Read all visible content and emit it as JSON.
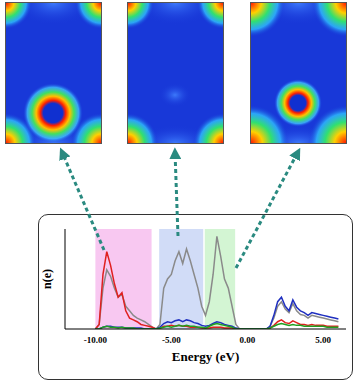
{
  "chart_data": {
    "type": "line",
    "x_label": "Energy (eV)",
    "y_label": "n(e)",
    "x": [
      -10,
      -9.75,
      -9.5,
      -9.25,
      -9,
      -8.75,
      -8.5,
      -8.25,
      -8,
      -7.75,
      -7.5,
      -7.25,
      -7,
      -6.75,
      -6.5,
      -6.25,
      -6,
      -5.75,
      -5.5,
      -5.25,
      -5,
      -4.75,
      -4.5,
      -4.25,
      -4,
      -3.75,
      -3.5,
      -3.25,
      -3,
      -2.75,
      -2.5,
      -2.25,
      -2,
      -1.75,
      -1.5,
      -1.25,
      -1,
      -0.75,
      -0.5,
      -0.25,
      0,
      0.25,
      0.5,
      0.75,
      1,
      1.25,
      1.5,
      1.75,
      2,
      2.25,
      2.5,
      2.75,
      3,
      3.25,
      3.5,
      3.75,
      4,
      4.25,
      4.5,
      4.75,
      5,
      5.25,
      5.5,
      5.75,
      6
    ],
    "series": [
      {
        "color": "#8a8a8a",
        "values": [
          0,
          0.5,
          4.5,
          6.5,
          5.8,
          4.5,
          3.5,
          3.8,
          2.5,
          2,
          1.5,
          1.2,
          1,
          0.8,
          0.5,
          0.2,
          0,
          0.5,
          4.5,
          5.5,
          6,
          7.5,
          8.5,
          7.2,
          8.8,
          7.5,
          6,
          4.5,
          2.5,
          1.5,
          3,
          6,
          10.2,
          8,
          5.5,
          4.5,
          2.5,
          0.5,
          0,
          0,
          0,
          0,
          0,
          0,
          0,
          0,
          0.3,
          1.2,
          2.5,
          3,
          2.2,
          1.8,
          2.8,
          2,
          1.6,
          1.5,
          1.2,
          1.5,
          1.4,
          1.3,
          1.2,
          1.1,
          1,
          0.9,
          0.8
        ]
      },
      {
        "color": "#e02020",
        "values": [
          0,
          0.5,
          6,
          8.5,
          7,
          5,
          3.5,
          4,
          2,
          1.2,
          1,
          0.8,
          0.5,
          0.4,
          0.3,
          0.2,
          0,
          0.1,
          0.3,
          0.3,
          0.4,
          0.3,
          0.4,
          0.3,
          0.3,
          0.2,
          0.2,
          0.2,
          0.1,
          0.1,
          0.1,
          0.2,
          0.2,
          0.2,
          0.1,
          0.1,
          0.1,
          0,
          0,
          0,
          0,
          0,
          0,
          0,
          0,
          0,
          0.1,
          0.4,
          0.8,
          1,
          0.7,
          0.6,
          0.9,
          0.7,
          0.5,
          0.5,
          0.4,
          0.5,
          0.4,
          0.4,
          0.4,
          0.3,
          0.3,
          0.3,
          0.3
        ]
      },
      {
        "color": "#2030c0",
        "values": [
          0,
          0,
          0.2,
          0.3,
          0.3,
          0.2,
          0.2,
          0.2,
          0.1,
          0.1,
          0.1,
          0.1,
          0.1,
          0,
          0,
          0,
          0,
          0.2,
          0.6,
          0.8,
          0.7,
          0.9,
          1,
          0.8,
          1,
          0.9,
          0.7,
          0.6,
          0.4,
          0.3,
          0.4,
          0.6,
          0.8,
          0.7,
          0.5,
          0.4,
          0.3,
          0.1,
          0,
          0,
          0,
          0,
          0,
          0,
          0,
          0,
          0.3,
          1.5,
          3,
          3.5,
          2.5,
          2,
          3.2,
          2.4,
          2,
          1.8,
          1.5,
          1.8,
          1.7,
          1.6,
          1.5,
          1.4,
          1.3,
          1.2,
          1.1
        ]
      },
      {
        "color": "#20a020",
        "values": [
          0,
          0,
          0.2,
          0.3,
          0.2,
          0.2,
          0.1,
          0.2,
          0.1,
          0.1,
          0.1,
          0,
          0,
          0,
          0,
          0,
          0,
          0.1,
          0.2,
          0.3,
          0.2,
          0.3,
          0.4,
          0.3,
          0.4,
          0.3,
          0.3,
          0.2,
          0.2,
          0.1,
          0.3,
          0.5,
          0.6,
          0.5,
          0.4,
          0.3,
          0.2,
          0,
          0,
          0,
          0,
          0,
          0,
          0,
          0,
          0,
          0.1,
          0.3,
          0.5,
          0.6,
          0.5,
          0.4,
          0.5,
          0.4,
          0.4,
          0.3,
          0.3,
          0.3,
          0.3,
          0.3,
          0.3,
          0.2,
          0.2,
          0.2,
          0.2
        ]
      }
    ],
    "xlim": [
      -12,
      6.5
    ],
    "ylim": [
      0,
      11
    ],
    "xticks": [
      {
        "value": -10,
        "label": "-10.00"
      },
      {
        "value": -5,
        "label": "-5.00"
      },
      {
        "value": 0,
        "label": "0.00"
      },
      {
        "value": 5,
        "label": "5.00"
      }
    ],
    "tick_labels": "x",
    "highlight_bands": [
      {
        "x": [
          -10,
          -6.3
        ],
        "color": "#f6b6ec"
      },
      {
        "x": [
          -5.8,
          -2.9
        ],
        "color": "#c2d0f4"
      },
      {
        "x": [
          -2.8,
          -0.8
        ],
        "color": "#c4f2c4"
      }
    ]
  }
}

* * * * * * * * *

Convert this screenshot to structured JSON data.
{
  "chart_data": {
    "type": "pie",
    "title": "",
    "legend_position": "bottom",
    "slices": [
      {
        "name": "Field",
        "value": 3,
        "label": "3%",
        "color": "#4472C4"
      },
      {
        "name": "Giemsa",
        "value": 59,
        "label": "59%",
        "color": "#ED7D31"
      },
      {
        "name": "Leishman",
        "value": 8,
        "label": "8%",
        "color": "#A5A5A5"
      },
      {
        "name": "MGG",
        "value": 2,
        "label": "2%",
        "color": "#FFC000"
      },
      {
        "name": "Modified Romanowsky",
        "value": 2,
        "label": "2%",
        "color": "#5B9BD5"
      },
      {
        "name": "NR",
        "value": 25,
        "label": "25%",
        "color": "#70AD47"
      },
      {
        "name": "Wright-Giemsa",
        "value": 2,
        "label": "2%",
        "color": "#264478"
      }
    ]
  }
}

* * * * * * * * *

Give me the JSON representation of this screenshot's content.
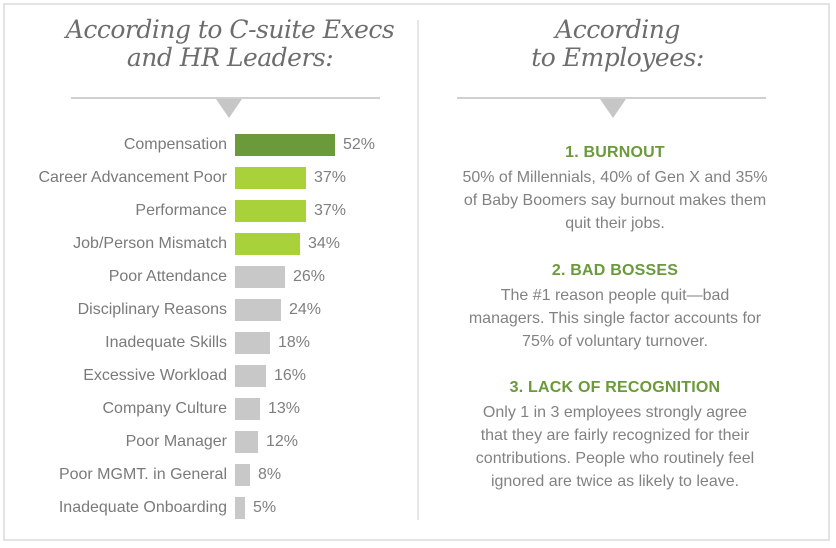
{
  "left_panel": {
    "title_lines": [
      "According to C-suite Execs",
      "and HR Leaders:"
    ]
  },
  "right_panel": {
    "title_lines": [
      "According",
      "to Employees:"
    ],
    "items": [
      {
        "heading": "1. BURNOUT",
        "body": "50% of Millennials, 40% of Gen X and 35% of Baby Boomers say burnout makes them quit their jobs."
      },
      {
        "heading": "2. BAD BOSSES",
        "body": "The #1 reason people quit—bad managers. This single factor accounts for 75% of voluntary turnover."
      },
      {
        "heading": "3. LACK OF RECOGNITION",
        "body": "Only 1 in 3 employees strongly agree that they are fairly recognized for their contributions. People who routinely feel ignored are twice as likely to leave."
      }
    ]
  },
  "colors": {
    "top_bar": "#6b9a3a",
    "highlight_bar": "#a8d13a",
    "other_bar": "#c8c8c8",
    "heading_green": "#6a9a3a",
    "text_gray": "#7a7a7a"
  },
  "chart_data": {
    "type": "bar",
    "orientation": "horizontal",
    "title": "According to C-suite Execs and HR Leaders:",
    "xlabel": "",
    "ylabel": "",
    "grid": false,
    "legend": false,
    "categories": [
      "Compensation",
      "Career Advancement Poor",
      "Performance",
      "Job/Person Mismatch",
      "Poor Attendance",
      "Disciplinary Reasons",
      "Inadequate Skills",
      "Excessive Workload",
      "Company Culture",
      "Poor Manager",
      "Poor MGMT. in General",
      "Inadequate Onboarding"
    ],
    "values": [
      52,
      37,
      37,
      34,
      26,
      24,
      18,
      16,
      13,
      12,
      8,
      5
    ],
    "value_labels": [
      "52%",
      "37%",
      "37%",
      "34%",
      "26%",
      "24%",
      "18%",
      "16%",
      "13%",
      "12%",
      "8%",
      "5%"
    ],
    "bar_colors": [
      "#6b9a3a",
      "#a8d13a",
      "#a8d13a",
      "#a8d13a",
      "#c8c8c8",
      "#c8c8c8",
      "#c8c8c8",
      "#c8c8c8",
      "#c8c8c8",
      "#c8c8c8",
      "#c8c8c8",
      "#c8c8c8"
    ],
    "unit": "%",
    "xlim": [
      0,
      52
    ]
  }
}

* * * * * * * * *

▶ **Task directions**: Scan the material above. Copy each line where "Inadequate" occurs.

▶ **Full answer**:
      "Inadequate Skills",
      "Inadequate Onboarding"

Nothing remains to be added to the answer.